» RECORDS TO USE

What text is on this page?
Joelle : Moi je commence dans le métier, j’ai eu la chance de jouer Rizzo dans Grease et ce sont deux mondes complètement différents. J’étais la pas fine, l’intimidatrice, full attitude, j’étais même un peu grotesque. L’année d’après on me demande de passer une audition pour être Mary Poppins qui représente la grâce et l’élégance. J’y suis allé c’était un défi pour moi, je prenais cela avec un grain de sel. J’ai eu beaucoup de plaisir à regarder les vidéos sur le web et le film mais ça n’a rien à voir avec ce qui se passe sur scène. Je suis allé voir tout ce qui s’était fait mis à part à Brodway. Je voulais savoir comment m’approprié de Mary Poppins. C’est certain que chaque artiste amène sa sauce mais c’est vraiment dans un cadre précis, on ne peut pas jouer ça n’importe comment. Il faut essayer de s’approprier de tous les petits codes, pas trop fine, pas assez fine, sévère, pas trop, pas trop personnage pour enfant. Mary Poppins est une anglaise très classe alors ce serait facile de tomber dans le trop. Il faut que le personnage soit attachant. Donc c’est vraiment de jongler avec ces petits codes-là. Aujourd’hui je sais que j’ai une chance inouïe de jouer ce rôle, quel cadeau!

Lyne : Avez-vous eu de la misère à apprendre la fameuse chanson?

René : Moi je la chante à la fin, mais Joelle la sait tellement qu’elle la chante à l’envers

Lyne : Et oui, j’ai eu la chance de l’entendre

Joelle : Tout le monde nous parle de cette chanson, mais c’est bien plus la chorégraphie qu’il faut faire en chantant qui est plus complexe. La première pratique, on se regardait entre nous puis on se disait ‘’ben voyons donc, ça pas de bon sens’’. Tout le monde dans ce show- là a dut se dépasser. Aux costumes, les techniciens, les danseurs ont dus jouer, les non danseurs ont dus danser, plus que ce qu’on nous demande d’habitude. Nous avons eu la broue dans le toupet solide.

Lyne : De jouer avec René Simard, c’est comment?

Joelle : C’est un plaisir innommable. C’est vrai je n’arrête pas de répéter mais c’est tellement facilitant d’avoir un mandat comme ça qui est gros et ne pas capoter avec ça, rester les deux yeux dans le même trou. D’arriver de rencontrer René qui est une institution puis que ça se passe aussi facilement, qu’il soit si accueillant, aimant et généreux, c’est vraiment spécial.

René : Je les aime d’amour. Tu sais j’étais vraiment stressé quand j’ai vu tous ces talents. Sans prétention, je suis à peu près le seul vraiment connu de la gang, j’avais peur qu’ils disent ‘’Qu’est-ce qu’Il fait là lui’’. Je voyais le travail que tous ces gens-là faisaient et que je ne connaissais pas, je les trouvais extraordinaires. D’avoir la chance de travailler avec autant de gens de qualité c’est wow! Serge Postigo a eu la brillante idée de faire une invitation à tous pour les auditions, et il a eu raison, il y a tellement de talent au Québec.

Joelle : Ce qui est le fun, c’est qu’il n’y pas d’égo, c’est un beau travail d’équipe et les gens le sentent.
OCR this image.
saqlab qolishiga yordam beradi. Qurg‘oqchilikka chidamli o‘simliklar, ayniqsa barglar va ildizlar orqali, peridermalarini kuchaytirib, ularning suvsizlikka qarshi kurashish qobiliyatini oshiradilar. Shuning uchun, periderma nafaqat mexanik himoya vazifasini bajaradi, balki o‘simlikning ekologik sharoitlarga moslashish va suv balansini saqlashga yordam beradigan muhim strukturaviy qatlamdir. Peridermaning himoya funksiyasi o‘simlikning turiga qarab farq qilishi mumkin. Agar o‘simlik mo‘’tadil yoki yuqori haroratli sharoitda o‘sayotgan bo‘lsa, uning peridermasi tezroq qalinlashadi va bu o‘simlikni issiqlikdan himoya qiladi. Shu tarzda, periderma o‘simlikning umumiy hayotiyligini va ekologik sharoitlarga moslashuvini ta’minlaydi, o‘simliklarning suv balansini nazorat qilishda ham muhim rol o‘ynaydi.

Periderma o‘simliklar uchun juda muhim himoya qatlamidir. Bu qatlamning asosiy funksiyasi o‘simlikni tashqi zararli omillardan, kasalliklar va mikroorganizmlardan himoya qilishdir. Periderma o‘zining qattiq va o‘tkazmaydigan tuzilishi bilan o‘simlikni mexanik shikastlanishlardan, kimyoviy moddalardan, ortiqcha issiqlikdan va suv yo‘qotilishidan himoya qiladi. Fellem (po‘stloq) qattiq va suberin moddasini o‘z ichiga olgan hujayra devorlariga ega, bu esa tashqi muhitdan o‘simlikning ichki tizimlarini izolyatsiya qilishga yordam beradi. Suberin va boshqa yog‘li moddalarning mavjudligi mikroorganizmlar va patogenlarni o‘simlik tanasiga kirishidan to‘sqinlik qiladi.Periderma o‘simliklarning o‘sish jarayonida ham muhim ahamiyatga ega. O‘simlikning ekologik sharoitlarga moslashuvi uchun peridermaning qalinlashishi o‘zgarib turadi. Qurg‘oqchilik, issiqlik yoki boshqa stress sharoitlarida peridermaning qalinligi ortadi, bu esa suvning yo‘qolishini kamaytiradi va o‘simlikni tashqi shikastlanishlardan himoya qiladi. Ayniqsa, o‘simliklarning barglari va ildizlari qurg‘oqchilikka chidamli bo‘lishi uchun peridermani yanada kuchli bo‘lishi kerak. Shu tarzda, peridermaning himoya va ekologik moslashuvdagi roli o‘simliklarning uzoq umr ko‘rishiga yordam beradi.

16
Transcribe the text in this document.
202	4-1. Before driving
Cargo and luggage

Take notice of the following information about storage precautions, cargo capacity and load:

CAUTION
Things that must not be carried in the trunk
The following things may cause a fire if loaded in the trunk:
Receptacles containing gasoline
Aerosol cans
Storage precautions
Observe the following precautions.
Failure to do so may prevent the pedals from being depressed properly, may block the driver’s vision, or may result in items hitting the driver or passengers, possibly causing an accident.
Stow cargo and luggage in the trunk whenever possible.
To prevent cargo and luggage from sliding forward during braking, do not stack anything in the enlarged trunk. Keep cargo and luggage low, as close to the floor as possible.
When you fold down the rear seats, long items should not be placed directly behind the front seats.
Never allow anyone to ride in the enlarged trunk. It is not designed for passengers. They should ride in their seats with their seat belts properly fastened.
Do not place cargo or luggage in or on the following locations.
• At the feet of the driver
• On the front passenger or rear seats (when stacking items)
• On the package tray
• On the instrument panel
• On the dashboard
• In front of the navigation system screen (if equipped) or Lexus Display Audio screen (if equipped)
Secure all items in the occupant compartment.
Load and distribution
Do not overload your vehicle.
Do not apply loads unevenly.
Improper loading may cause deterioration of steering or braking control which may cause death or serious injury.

» WHAT YOU NEED TO DO
Copy out all lines above that include the string "tous".

» TASK RESPONSE
Joelle : Moi je commence dans le métier, j’ai eu la chance de jouer Rizzo dans Grease et ce sont deux mondes complètement différents. J’étais la pas fine, l’intimidatrice, full attitude, j’étais même un peu grotesque. L’année d’après on me demande de passer une audition pour être Mary Poppins qui représente la grâce et l’élégance. J’y suis allé c’était un défi pour moi, je prenais cela avec un grain de sel. J’ai eu beaucoup de plaisir à regarder les vidéos sur le web et le film mais ça n’a rien à voir avec ce qui se passe sur scène. Je suis allé voir tout ce qui s’était fait mis à part à Brodway. Je voulais savoir comment m’approprié de Mary Poppins. C’est certain que chaque artiste amène sa sauce mais c’est vraiment dans un cadre précis, on ne peut pas jouer ça n’importe comment. Il faut essayer de s’approprier de tous les petits codes, pas trop fine, pas assez fine, sévère, pas trop, pas trop personnage pour enfant. Mary Poppins est une anglaise très classe alors ce serait facile de tomber dans le trop. Il faut que le personnage soit attachant. Donc c’est vraiment de jongler avec ces petits codes-là. Aujourd’hui je sais que j’ai une chance inouïe de jouer ce rôle, quel cadeau!
René : Je les aime d’amour. Tu sais j’étais vraiment stressé quand j’ai vu tous ces talents. Sans prétention, je suis à peu près le seul vraiment connu de la gang, j’avais peur qu’ils disent ‘’Qu’est-ce qu’Il fait là lui’’. Je voyais le travail que tous ces gens-là faisaient et que je ne connaissais pas, je les trouvais extraordinaires. D’avoir la chance de travailler avec autant de gens de qualité c’est wow! Serge Postigo a eu la brillante idée de faire une invitation à tous pour les auditions, et il a eu raison, il y a tellement de talent au Québec.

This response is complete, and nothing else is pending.